• Dataset rows:
start

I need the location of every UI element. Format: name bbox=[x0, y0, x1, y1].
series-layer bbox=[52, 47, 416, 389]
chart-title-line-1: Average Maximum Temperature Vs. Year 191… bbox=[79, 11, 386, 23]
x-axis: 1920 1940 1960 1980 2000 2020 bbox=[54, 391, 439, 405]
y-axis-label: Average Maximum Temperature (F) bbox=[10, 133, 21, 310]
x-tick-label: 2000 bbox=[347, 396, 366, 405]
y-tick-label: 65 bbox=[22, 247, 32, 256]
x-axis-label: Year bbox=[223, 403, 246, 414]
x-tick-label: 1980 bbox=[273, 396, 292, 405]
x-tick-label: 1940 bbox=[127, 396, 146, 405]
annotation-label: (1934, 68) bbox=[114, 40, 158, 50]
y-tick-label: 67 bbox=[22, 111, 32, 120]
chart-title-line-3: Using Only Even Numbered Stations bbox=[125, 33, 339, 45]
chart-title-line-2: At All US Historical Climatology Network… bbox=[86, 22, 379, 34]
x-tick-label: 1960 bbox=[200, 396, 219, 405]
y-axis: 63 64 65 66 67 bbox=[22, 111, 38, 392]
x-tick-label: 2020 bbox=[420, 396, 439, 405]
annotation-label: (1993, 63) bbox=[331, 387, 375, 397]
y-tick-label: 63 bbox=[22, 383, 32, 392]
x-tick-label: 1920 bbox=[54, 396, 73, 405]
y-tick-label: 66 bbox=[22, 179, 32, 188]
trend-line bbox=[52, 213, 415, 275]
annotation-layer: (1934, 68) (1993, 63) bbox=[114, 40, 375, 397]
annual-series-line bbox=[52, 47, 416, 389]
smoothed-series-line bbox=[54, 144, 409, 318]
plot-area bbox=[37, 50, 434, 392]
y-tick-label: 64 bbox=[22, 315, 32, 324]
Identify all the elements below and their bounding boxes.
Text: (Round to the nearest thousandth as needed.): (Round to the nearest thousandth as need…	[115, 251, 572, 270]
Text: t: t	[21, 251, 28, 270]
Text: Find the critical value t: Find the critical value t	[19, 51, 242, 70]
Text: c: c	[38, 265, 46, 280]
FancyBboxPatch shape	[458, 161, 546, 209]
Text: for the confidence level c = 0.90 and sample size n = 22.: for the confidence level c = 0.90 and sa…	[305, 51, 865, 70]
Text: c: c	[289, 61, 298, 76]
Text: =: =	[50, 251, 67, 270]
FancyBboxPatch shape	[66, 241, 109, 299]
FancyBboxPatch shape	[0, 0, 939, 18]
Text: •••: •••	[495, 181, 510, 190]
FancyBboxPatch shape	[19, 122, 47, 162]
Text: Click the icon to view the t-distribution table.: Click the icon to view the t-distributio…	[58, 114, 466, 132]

end

• Required task: Reproduce every line of the items above verbatim, with no character altered, added, or omitted.

• Task answer:
I need the location of every UI element. Format: name bbox=[x0, y0, x1, y1].
series-layer bbox=[52, 47, 416, 389]
chart-title-line-1: Average Maximum Temperature Vs. Year 191… bbox=[79, 11, 386, 23]
x-axis: 1920 1940 1960 1980 2000 2020 bbox=[54, 391, 439, 405]
y-axis-label: Average Maximum Temperature (F) bbox=[10, 133, 21, 310]
x-tick-label: 2000 bbox=[347, 396, 366, 405]
y-tick-label: 65 bbox=[22, 247, 32, 256]
x-axis-label: Year bbox=[223, 403, 246, 414]
x-tick-label: 1980 bbox=[273, 396, 292, 405]
x-tick-label: 1940 bbox=[127, 396, 146, 405]
annotation-label: (1934, 68) bbox=[114, 40, 158, 50]
y-tick-label: 67 bbox=[22, 111, 32, 120]
chart-title-line-3: Using Only Even Numbered Stations bbox=[125, 33, 339, 45]
chart-title-line-2: At All US Historical Climatology Network… bbox=[86, 22, 379, 34]
x-tick-label: 1960 bbox=[200, 396, 219, 405]
y-axis: 63 64 65 66 67 bbox=[22, 111, 38, 392]
x-tick-label: 2020 bbox=[420, 396, 439, 405]
annotation-label: (1993, 63) bbox=[331, 387, 375, 397]
y-tick-label: 63 bbox=[22, 383, 32, 392]
x-tick-label: 1920 bbox=[54, 396, 73, 405]
y-tick-label: 66 bbox=[22, 179, 32, 188]
trend-line bbox=[52, 213, 415, 275]
annotation-layer: (1934, 68) (1993, 63) bbox=[114, 40, 375, 397]
annual-series-line bbox=[52, 47, 416, 389]
smoothed-series-line bbox=[54, 144, 409, 318]
plot-area bbox=[37, 50, 434, 392]
y-tick-label: 64 bbox=[22, 315, 32, 324]
Identify all the elements below and their bounding boxes.
Text: (Round to the nearest thousandth as needed.): (Round to the nearest thousandth as need…	[115, 251, 572, 270]
Text: t: t	[21, 251, 28, 270]
Text: Find the critical value t: Find the critical value t	[19, 51, 242, 70]
Text: c: c	[38, 265, 46, 280]
FancyBboxPatch shape	[458, 161, 546, 209]
Text: for the confidence level c = 0.90 and sample size n = 22.: for the confidence level c = 0.90 and sa…	[305, 51, 865, 70]
Text: c: c	[289, 61, 298, 76]
Text: =: =	[50, 251, 67, 270]
FancyBboxPatch shape	[66, 241, 109, 299]
FancyBboxPatch shape	[0, 0, 939, 18]
Text: •••: •••	[495, 181, 510, 190]
FancyBboxPatch shape	[19, 122, 47, 162]
Text: Click the icon to view the t-distribution table.: Click the icon to view the t-distributio…	[58, 114, 466, 132]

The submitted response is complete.